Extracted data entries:
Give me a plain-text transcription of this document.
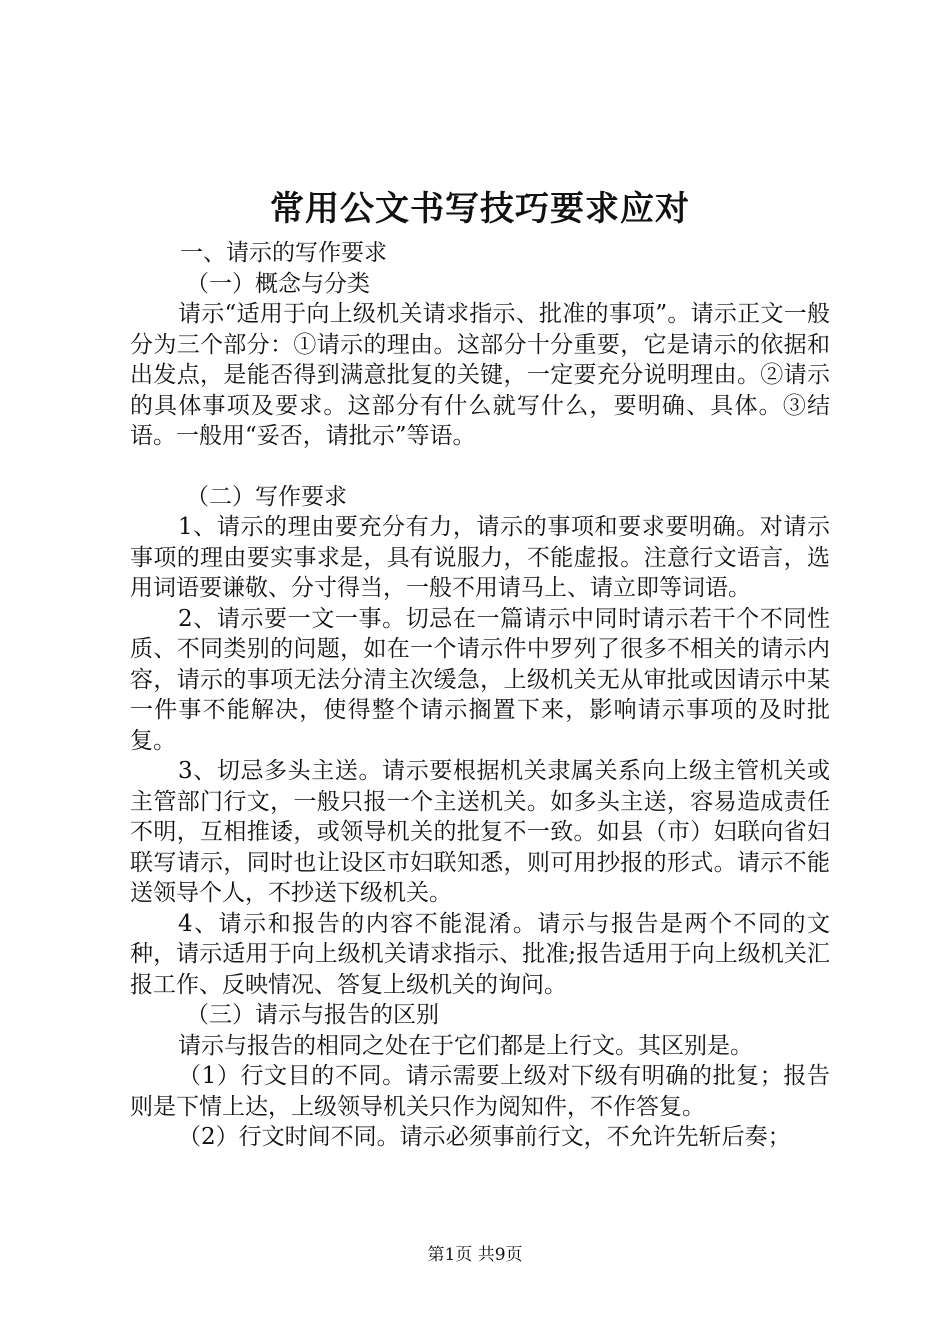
常用公文书写技巧要求应对

一、请示的写作要求

（一）概念与分类

请示“适用于向上级机关请求指示、批准的事项”。请示正文一般分为三个部分：①请示的理由。这部分十分重要，它是请示的依据和出发点，是能否得到满意批复的关键，一定要充分说明理由。②请示的具体事项及要求。这部分有什么就写什么，要明确、具体。③结语。一般用“妥否，请批示”等语。

（二）写作要求

1、请示的理由要充分有力，请示的事项和要求要明确。对请示事项的理由要实事求是，具有说服力，不能虚报。注意行文语言，选用词语要谦敬、分寸得当，一般不用请马上、请立即等词语。

2、请示要一文一事。切忌在一篇请示中同时请示若干个不同性质、不同类别的问题，如在一个请示件中罗列了很多不相关的请示内容，请示的事项无法分清主次缓急，上级机关无从审批或因请示中某一件事不能解决，使得整个请示搁置下来，影响请示事项的及时批复。

3、切忌多头主送。请示要根据机关隶属关系向上级主管机关或主管部门行文，一般只报一个主送机关。如多头主送，容易造成责任不明，互相推诿，或领导机关的批复不一致。如县（市）妇联向省妇联写请示，同时也让设区市妇联知悉，则可用抄报的形式。请示不能送领导个人，不抄送下级机关。

4、请示和报告的内容不能混淆。请示与报告是两个不同的文种，请示适用于向上级机关请求指示、批准;报告适用于向上级机关汇报工作、反映情况、答复上级机关的询问。

（三）请示与报告的区别

请示与报告的相同之处在于它们都是上行文。其区别是。

（1）行文目的不同。请示需要上级对下级有明确的批复；报告则是下情上达，上级领导机关只作为阅知件，不作答复。

（2）行文时间不同。请示必须事前行文，不允许先斩后奏；

第1页 共9页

*WRITTEN INSTRUCTION*. Reproduce all entries without any change, and omit the pictures.

*REPLY*.
Give me a plain-text transcription of this document.
常用公文书写技巧要求应对

一、请示的写作要求

（一）概念与分类

请示“适用于向上级机关请求指示、批准的事项”。请示正文一般分为三个部分：①请示的理由。这部分十分重要，它是请示的依据和出发点，是能否得到满意批复的关键，一定要充分说明理由。②请示的具体事项及要求。这部分有什么就写什么，要明确、具体。③结语。一般用“妥否，请批示”等语。

（二）写作要求

1、请示的理由要充分有力，请示的事项和要求要明确。对请示事项的理由要实事求是，具有说服力，不能虚报。注意行文语言，选用词语要谦敬、分寸得当，一般不用请马上、请立即等词语。

2、请示要一文一事。切忌在一篇请示中同时请示若干个不同性质、不同类别的问题，如在一个请示件中罗列了很多不相关的请示内容，请示的事项无法分清主次缓急，上级机关无从审批或因请示中某一件事不能解决，使得整个请示搁置下来，影响请示事项的及时批复。

3、切忌多头主送。请示要根据机关隶属关系向上级主管机关或主管部门行文，一般只报一个主送机关。如多头主送，容易造成责任不明，互相推诿，或领导机关的批复不一致。如县（市）妇联向省妇联写请示，同时也让设区市妇联知悉，则可用抄报的形式。请示不能送领导个人，不抄送下级机关。

4、请示和报告的内容不能混淆。请示与报告是两个不同的文种，请示适用于向上级机关请求指示、批准;报告适用于向上级机关汇报工作、反映情况、答复上级机关的询问。

（三）请示与报告的区别

请示与报告的相同之处在于它们都是上行文。其区别是。

（1）行文目的不同。请示需要上级对下级有明确的批复；报告则是下情上达，上级领导机关只作为阅知件，不作答复。

（2）行文时间不同。请示必须事前行文，不允许先斩后奏；

第1页 共9页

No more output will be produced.